### Data section
>> begin
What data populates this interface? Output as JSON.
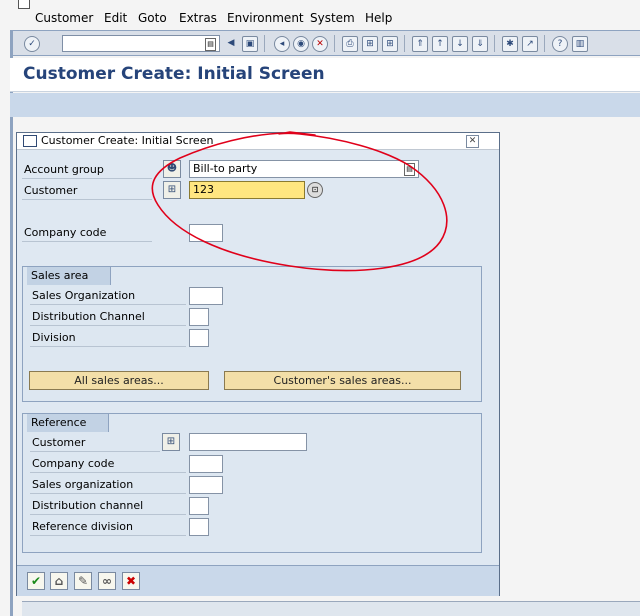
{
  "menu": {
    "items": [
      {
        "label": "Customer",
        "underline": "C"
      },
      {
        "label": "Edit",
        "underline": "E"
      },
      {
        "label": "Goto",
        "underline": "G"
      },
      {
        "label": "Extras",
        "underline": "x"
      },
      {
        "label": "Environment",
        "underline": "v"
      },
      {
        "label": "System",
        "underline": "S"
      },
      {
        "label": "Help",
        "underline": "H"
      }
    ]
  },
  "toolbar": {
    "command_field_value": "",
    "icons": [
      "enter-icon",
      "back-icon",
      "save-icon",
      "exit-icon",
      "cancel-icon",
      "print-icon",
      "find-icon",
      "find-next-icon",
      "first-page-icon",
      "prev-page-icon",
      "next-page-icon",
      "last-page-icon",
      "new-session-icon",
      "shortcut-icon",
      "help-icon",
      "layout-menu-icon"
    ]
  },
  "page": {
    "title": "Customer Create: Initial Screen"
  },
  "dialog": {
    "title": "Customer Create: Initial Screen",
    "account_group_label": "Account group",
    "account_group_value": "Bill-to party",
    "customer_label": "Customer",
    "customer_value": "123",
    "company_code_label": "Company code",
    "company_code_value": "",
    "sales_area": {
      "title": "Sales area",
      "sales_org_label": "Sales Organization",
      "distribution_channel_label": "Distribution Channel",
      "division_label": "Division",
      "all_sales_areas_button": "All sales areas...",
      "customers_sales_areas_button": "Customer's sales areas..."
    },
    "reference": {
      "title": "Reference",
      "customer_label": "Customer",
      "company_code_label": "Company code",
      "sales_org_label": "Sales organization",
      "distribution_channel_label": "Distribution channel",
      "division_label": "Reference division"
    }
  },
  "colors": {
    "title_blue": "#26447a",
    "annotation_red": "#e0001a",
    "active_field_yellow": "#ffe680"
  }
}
>> end
### Instructions for the task
All records must be output exactly as they are, except for the pictures, which are left out.

### Full solution
What data populates this interface? Output as JSON.
{
  "menu": {
    "items": [
      {
        "label": "Customer",
        "underline": "C"
      },
      {
        "label": "Edit",
        "underline": "E"
      },
      {
        "label": "Goto",
        "underline": "G"
      },
      {
        "label": "Extras",
        "underline": "x"
      },
      {
        "label": "Environment",
        "underline": "v"
      },
      {
        "label": "System",
        "underline": "S"
      },
      {
        "label": "Help",
        "underline": "H"
      }
    ]
  },
  "toolbar": {
    "command_field_value": "",
    "icons": [
      "enter-icon",
      "back-icon",
      "save-icon",
      "exit-icon",
      "cancel-icon",
      "print-icon",
      "find-icon",
      "find-next-icon",
      "first-page-icon",
      "prev-page-icon",
      "next-page-icon",
      "last-page-icon",
      "new-session-icon",
      "shortcut-icon",
      "help-icon",
      "layout-menu-icon"
    ]
  },
  "page": {
    "title": "Customer Create: Initial Screen"
  },
  "dialog": {
    "title": "Customer Create: Initial Screen",
    "account_group_label": "Account group",
    "account_group_value": "Bill-to party",
    "customer_label": "Customer",
    "customer_value": "123",
    "company_code_label": "Company code",
    "company_code_value": "",
    "sales_area": {
      "title": "Sales area",
      "sales_org_label": "Sales Organization",
      "distribution_channel_label": "Distribution Channel",
      "division_label": "Division",
      "all_sales_areas_button": "All sales areas...",
      "customers_sales_areas_button": "Customer's sales areas..."
    },
    "reference": {
      "title": "Reference",
      "customer_label": "Customer",
      "company_code_label": "Company code",
      "sales_org_label": "Sales organization",
      "distribution_channel_label": "Distribution channel",
      "division_label": "Reference division"
    }
  },
  "colors": {
    "title_blue": "#26447a",
    "annotation_red": "#e0001a",
    "active_field_yellow": "#ffe680"
  }
}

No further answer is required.